Indie Book Promo is happy to welcome Voss Porter to the blog. She’s here to share about her book, The Wrong Time. If this book sounds like something you would be interested in reading, please find a buy link below and pick up a copy or two.
Swept away by desire at the wrong time, Mal Davis and Raina Greer have already proven to make a royal mess of commitment. When life presents a second chance, will they throw caution to the wind or will they let the chance meeting of a lifetime slip away?
When farmer Lorraina “Raina” Greer happened upon recently widowed Deputy Mallory Davis one spring evening, sparks hurriedly flew and both women were consumed with the flames of raw passion, at all of the wrong times. As news of Mal’s past surfaces to put a stop to their burgeoning romance, both vow to move on. The trouble is, neither can seem to stop reliving those fiery nights of desire, the taste of pure lust, and the hours whiled away in one another’s arms. Neither has managed to forget. But when life presents the women a second chance, a better time, will they be brave enough to take that leap of faith into the future?
Voss Porter is the author of The Right Kind of Woman. Married to the woman of her dreams, mother to two human children and four canine progeny, Voss is an educator, holding a degree in International Studies from Francis Marion University. She is a tireless advocate for the LGBTQ community in her home state of South Carolina, a passionate storyteller, a little bit of a nerd, and a complete badass. An avid writer from the age of six, she prides herself on her ability to create realistic, modern heroines that deal with realistic, modern problems, while stumbling through life to find love, happiness, and organic groceries.
Voss can reached via email, at [email protected], via website at vossporter.com, on Twitter @vossporter and on Facebook.
Voss can also be found on Goodreads
Lorraina “Raina” Greer had been working in a field, with her fingers snaking through the nutrients of the midnight black soil, for as long as she could remember, for as long as her brain had been cognizant of its varied surroundings. Her earliest memories were haunted by images of the corn stalks and the cotton fields and the soybeans, by the aroma of the sweet tobacco and the brush of the cotton in the late summer breeze as it whispered, somehow forcefully, through the pine forest that flanked all sides of the property. Growing, fostering, farming—it was all she had ever known, as the daughter of a farmer, the granddaughter of a farmer, and so on and so forth. The Greer family was agricultural royalty in South Carolina, having planted roots in the southern soil, so to speak, back when Francis Marion was askance in the swamp lands, evading the British troops on the backs of the stout Marsh Tacky horses that brought the area so much acclaim.
++++
Stated problem a:
Answer these about the book promotion post:
(i) What degree does Voss Porter hold, and from which university?
(ii) At what time of year and day did Raina happen upon Mal?
(iii) How many canine progeny does Voss Porter have?
The text and the listing that comes after it were taken from separate, unrelated sources.

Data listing
++++
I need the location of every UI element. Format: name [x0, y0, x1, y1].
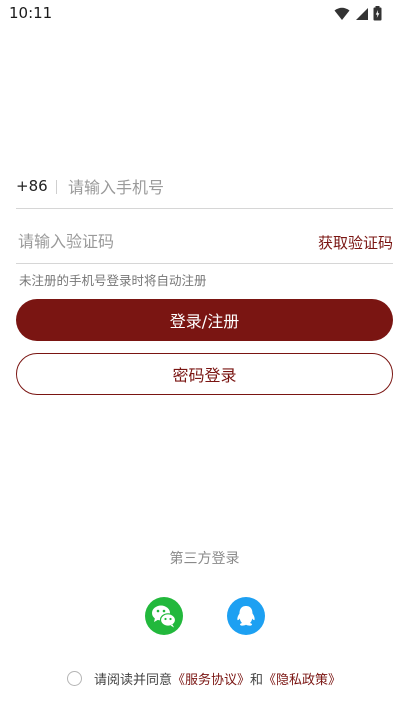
- verification-code-row: 获取验证码: [16, 224, 393, 264]
- qq-login-button[interactable]: [227, 597, 265, 635]
- phone-row: +86: [16, 170, 393, 209]
- status-icons: [334, 6, 382, 21]
- agreement-prefix: 请阅读并同意: [94, 672, 173, 688]
- wifi-icon: [334, 7, 350, 21]
- signal-icon: [355, 7, 368, 21]
- country-code-divider: [56, 180, 57, 194]
- status-bar: 10:11: [0, 0, 409, 28]
- agreement-checkbox[interactable]: [67, 670, 82, 686]
- third-party-login-title: 第三方登录: [169, 551, 240, 567]
- agreement-conjunction: 和: [250, 672, 264, 688]
- status-time: 10:11: [9, 4, 53, 22]
- agreement-row: 请阅读并同意《服务协议》和《隐私政策》: [67, 668, 341, 688]
- privacy-policy-link[interactable]: 《隐私政策》: [263, 673, 341, 688]
- password-login-button[interactable]: 密码登录: [16, 353, 393, 395]
- service-agreement-link[interactable]: 《服务协议》: [172, 673, 250, 688]
- agreement-text: 请阅读并同意《服务协议》和《隐私政策》: [94, 669, 341, 688]
- wechat-login-button[interactable]: [145, 597, 183, 635]
- phone-input[interactable]: [68, 172, 388, 202]
- verification-code-input[interactable]: [18, 226, 278, 256]
- country-code[interactable]: +86: [16, 177, 48, 195]
- auto-register-hint: 未注册的手机号登录时将自动注册: [19, 273, 207, 288]
- get-code-button[interactable]: 获取验证码: [318, 232, 393, 253]
- battery-icon: [373, 6, 382, 21]
- login-register-button[interactable]: 登录/注册: [16, 299, 393, 341]
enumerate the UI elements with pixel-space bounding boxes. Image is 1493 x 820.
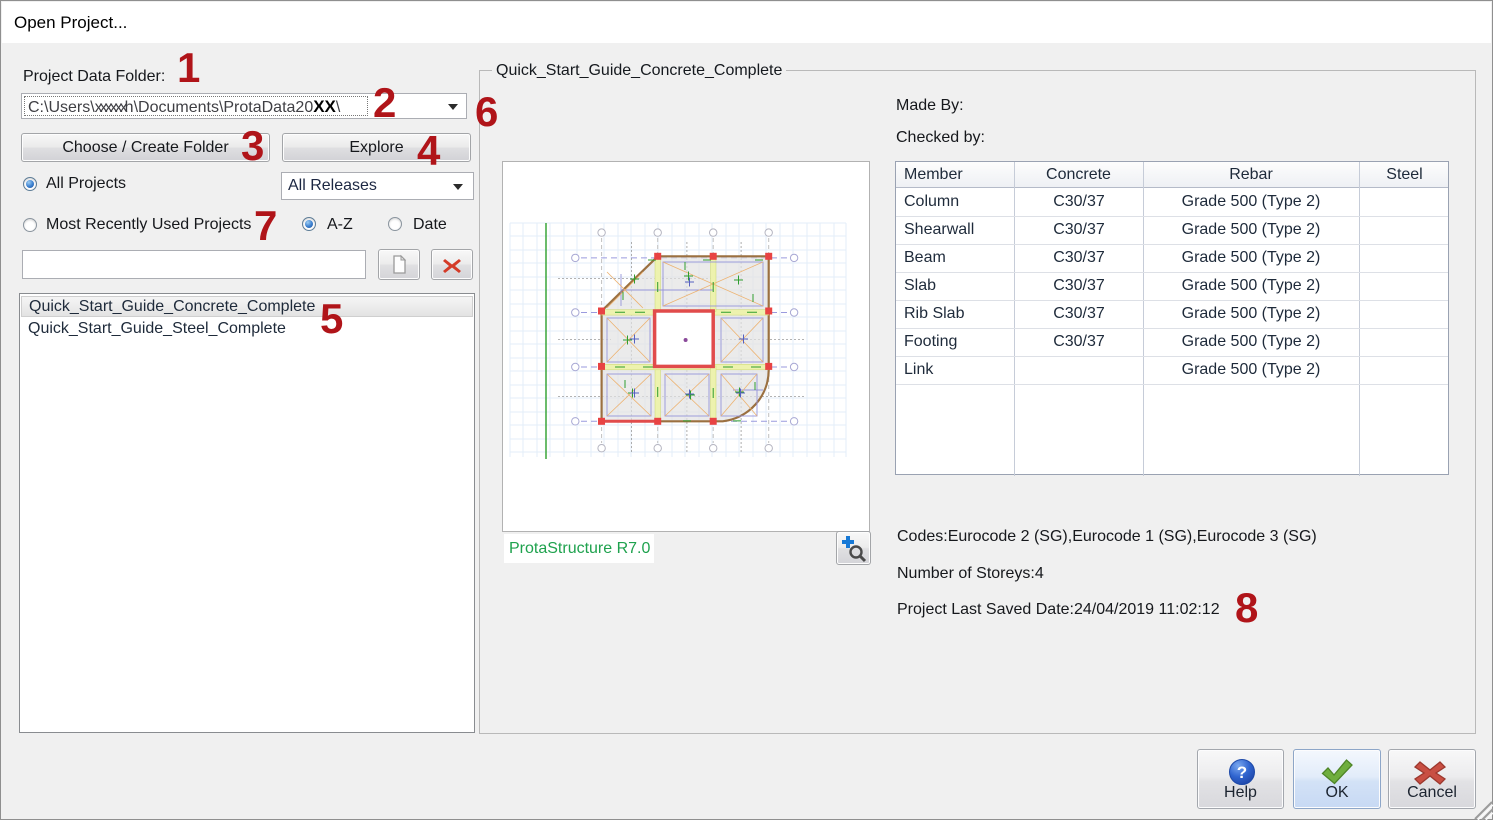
svg-text:?: ? — [1237, 763, 1247, 782]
++++
Stated problem b:
In the listing, take the part that opens with the line containing "- verification-code-row: 获取验证码: [16, 224, 393, 264]" and closes with the line containing "- third-party-login-title: 第三方登录: [169, 551, 240, 567]", and write it out again with "agreement" replaced by "consent" everywhere, leaving everything else unchanged. Give back only those lines.

Expected output a:
(i) A degree in International Studies from Francis Marion University.
(ii) One spring evening.
(iii) Four.

Expected output b:
- verification-code-row: 获取验证码: [16, 224, 393, 264]
- qq-login-button[interactable]: [227, 597, 265, 635]
- phone-row: +86: [16, 170, 393, 209]
- status-icons: [334, 6, 382, 21]
- consent-prefix: 请阅读并同意: [94, 672, 173, 688]
- wifi-icon: [334, 7, 350, 21]
- signal-icon: [355, 7, 368, 21]
- country-code-divider: [56, 180, 57, 194]
- status-bar: 10:11: [0, 0, 409, 28]
- consent-checkbox[interactable]: [67, 670, 82, 686]
- third-party-login-title: 第三方登录: [169, 551, 240, 567]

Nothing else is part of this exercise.